> Aim: Every line of the data must be copied exactly.

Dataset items
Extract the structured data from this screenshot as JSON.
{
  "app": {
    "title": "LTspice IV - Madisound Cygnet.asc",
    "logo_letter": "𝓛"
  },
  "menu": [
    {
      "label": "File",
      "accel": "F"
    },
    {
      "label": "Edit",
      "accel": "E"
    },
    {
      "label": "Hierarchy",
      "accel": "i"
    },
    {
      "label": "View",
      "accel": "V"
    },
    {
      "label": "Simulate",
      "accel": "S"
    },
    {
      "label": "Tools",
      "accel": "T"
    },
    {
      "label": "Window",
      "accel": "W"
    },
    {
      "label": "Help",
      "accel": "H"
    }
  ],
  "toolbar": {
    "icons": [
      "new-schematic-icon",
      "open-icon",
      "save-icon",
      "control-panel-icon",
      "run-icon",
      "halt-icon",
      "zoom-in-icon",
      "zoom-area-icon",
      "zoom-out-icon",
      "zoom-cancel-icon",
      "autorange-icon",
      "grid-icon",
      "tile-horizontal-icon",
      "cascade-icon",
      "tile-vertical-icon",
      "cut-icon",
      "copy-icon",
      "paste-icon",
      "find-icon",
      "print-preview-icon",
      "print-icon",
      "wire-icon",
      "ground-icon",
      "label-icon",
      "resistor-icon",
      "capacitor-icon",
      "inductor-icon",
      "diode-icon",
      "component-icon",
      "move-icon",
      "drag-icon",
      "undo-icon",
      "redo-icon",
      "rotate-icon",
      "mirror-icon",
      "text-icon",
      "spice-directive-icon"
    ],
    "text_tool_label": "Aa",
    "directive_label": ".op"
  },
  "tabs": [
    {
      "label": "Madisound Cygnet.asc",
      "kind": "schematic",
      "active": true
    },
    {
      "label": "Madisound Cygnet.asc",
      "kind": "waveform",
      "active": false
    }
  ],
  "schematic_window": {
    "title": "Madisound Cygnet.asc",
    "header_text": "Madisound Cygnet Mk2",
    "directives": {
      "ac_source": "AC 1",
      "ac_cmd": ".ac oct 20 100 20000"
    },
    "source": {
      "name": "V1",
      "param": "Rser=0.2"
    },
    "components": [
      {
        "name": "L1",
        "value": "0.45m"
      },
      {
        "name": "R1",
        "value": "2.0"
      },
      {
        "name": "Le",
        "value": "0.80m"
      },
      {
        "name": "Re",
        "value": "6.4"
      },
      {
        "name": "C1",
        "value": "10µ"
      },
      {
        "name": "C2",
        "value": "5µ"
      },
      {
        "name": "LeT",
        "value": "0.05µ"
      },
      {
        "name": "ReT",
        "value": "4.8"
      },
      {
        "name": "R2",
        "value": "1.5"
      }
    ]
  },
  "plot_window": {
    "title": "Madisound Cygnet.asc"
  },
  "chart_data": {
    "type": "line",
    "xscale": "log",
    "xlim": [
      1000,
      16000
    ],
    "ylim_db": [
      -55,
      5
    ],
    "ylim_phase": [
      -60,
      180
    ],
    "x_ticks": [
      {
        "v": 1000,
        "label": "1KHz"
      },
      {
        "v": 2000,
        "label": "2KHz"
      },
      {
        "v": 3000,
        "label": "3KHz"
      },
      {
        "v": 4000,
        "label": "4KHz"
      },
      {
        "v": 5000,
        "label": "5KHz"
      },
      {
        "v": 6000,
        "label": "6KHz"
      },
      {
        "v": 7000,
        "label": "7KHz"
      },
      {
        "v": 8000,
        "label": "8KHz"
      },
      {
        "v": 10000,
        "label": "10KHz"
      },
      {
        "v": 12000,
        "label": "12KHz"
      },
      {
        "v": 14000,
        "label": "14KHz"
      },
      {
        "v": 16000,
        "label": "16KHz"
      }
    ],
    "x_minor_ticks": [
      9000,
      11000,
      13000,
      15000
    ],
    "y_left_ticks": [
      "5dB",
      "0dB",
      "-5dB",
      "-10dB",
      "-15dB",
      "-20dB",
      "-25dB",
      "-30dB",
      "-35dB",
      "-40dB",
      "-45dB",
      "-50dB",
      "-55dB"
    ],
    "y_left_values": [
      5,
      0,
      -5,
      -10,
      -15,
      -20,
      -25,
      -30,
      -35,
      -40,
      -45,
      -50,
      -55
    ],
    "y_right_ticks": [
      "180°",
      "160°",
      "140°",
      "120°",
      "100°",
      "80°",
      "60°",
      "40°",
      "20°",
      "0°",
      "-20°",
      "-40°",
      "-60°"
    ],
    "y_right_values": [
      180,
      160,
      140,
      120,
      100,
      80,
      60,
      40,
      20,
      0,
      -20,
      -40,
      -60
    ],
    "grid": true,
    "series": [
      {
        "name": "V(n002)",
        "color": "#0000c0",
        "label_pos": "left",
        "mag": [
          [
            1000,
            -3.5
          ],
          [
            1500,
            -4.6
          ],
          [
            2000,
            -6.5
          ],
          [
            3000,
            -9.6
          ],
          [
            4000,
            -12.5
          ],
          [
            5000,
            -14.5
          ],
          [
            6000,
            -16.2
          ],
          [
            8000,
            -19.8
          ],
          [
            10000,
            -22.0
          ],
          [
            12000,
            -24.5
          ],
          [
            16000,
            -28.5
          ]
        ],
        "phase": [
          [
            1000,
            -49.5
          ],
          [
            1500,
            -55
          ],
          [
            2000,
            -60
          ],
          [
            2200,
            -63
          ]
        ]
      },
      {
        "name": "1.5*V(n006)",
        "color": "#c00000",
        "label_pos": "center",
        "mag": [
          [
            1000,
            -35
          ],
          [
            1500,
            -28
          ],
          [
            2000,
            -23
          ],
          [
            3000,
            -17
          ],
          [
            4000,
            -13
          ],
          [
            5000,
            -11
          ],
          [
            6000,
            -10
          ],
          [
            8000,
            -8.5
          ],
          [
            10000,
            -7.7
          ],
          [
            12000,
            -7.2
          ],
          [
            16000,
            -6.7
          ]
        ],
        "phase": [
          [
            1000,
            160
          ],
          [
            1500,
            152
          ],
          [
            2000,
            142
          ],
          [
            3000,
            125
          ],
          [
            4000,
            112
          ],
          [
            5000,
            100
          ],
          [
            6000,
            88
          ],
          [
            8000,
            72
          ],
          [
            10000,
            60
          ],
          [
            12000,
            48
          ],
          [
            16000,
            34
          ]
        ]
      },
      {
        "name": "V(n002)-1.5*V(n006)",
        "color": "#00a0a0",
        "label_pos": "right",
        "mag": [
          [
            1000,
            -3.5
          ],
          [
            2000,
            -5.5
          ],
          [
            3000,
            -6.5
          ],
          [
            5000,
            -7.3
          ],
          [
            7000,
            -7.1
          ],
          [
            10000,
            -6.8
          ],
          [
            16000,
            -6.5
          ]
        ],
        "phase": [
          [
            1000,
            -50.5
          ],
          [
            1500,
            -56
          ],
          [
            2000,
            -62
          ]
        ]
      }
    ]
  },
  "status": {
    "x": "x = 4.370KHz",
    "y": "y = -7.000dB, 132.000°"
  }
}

> Response to the task:
Extract the structured data from this screenshot as JSON.
{
  "app": {
    "title": "LTspice IV - Madisound Cygnet.asc",
    "logo_letter": "𝓛"
  },
  "menu": [
    {
      "label": "File",
      "accel": "F"
    },
    {
      "label": "Edit",
      "accel": "E"
    },
    {
      "label": "Hierarchy",
      "accel": "i"
    },
    {
      "label": "View",
      "accel": "V"
    },
    {
      "label": "Simulate",
      "accel": "S"
    },
    {
      "label": "Tools",
      "accel": "T"
    },
    {
      "label": "Window",
      "accel": "W"
    },
    {
      "label": "Help",
      "accel": "H"
    }
  ],
  "toolbar": {
    "icons": [
      "new-schematic-icon",
      "open-icon",
      "save-icon",
      "control-panel-icon",
      "run-icon",
      "halt-icon",
      "zoom-in-icon",
      "zoom-area-icon",
      "zoom-out-icon",
      "zoom-cancel-icon",
      "autorange-icon",
      "grid-icon",
      "tile-horizontal-icon",
      "cascade-icon",
      "tile-vertical-icon",
      "cut-icon",
      "copy-icon",
      "paste-icon",
      "find-icon",
      "print-preview-icon",
      "print-icon",
      "wire-icon",
      "ground-icon",
      "label-icon",
      "resistor-icon",
      "capacitor-icon",
      "inductor-icon",
      "diode-icon",
      "component-icon",
      "move-icon",
      "drag-icon",
      "undo-icon",
      "redo-icon",
      "rotate-icon",
      "mirror-icon",
      "text-icon",
      "spice-directive-icon"
    ],
    "text_tool_label": "Aa",
    "directive_label": ".op"
  },
  "tabs": [
    {
      "label": "Madisound Cygnet.asc",
      "kind": "schematic",
      "active": true
    },
    {
      "label": "Madisound Cygnet.asc",
      "kind": "waveform",
      "active": false
    }
  ],
  "schematic_window": {
    "title": "Madisound Cygnet.asc",
    "header_text": "Madisound Cygnet Mk2",
    "directives": {
      "ac_source": "AC 1",
      "ac_cmd": ".ac oct 20 100 20000"
    },
    "source": {
      "name": "V1",
      "param": "Rser=0.2"
    },
    "components": [
      {
        "name": "L1",
        "value": "0.45m"
      },
      {
        "name": "R1",
        "value": "2.0"
      },
      {
        "name": "Le",
        "value": "0.80m"
      },
      {
        "name": "Re",
        "value": "6.4"
      },
      {
        "name": "C1",
        "value": "10µ"
      },
      {
        "name": "C2",
        "value": "5µ"
      },
      {
        "name": "LeT",
        "value": "0.05µ"
      },
      {
        "name": "ReT",
        "value": "4.8"
      },
      {
        "name": "R2",
        "value": "1.5"
      }
    ]
  },
  "plot_window": {
    "title": "Madisound Cygnet.asc"
  },
  "chart_data": {
    "type": "line",
    "xscale": "log",
    "xlim": [
      1000,
      16000
    ],
    "ylim_db": [
      -55,
      5
    ],
    "ylim_phase": [
      -60,
      180
    ],
    "x_ticks": [
      {
        "v": 1000,
        "label": "1KHz"
      },
      {
        "v": 2000,
        "label": "2KHz"
      },
      {
        "v": 3000,
        "label": "3KHz"
      },
      {
        "v": 4000,
        "label": "4KHz"
      },
      {
        "v": 5000,
        "label": "5KHz"
      },
      {
        "v": 6000,
        "label": "6KHz"
      },
      {
        "v": 7000,
        "label": "7KHz"
      },
      {
        "v": 8000,
        "label": "8KHz"
      },
      {
        "v": 10000,
        "label": "10KHz"
      },
      {
        "v": 12000,
        "label": "12KHz"
      },
      {
        "v": 14000,
        "label": "14KHz"
      },
      {
        "v": 16000,
        "label": "16KHz"
      }
    ],
    "x_minor_ticks": [
      9000,
      11000,
      13000,
      15000
    ],
    "y_left_ticks": [
      "5dB",
      "0dB",
      "-5dB",
      "-10dB",
      "-15dB",
      "-20dB",
      "-25dB",
      "-30dB",
      "-35dB",
      "-40dB",
      "-45dB",
      "-50dB",
      "-55dB"
    ],
    "y_left_values": [
      5,
      0,
      -5,
      -10,
      -15,
      -20,
      -25,
      -30,
      -35,
      -40,
      -45,
      -50,
      -55
    ],
    "y_right_ticks": [
      "180°",
      "160°",
      "140°",
      "120°",
      "100°",
      "80°",
      "60°",
      "40°",
      "20°",
      "0°",
      "-20°",
      "-40°",
      "-60°"
    ],
    "y_right_values": [
      180,
      160,
      140,
      120,
      100,
      80,
      60,
      40,
      20,
      0,
      -20,
      -40,
      -60
    ],
    "grid": true,
    "series": [
      {
        "name": "V(n002)",
        "color": "#0000c0",
        "label_pos": "left",
        "mag": [
          [
            1000,
            -3.5
          ],
          [
            1500,
            -4.6
          ],
          [
            2000,
            -6.5
          ],
          [
            3000,
            -9.6
          ],
          [
            4000,
            -12.5
          ],
          [
            5000,
            -14.5
          ],
          [
            6000,
            -16.2
          ],
          [
            8000,
            -19.8
          ],
          [
            10000,
            -22.0
          ],
          [
            12000,
            -24.5
          ],
          [
            16000,
            -28.5
          ]
        ],
        "phase": [
          [
            1000,
            -49.5
          ],
          [
            1500,
            -55
          ],
          [
            2000,
            -60
          ],
          [
            2200,
            -63
          ]
        ]
      },
      {
        "name": "1.5*V(n006)",
        "color": "#c00000",
        "label_pos": "center",
        "mag": [
          [
            1000,
            -35
          ],
          [
            1500,
            -28
          ],
          [
            2000,
            -23
          ],
          [
            3000,
            -17
          ],
          [
            4000,
            -13
          ],
          [
            5000,
            -11
          ],
          [
            6000,
            -10
          ],
          [
            8000,
            -8.5
          ],
          [
            10000,
            -7.7
          ],
          [
            12000,
            -7.2
          ],
          [
            16000,
            -6.7
          ]
        ],
        "phase": [
          [
            1000,
            160
          ],
          [
            1500,
            152
          ],
          [
            2000,
            142
          ],
          [
            3000,
            125
          ],
          [
            4000,
            112
          ],
          [
            5000,
            100
          ],
          [
            6000,
            88
          ],
          [
            8000,
            72
          ],
          [
            10000,
            60
          ],
          [
            12000,
            48
          ],
          [
            16000,
            34
          ]
        ]
      },
      {
        "name": "V(n002)-1.5*V(n006)",
        "color": "#00a0a0",
        "label_pos": "right",
        "mag": [
          [
            1000,
            -3.5
          ],
          [
            2000,
            -5.5
          ],
          [
            3000,
            -6.5
          ],
          [
            5000,
            -7.3
          ],
          [
            7000,
            -7.1
          ],
          [
            10000,
            -6.8
          ],
          [
            16000,
            -6.5
          ]
        ],
        "phase": [
          [
            1000,
            -50.5
          ],
          [
            1500,
            -56
          ],
          [
            2000,
            -62
          ]
        ]
      }
    ]
  },
  "status": {
    "x": "x = 4.370KHz",
    "y": "y = -7.000dB, 132.000°"
  }
}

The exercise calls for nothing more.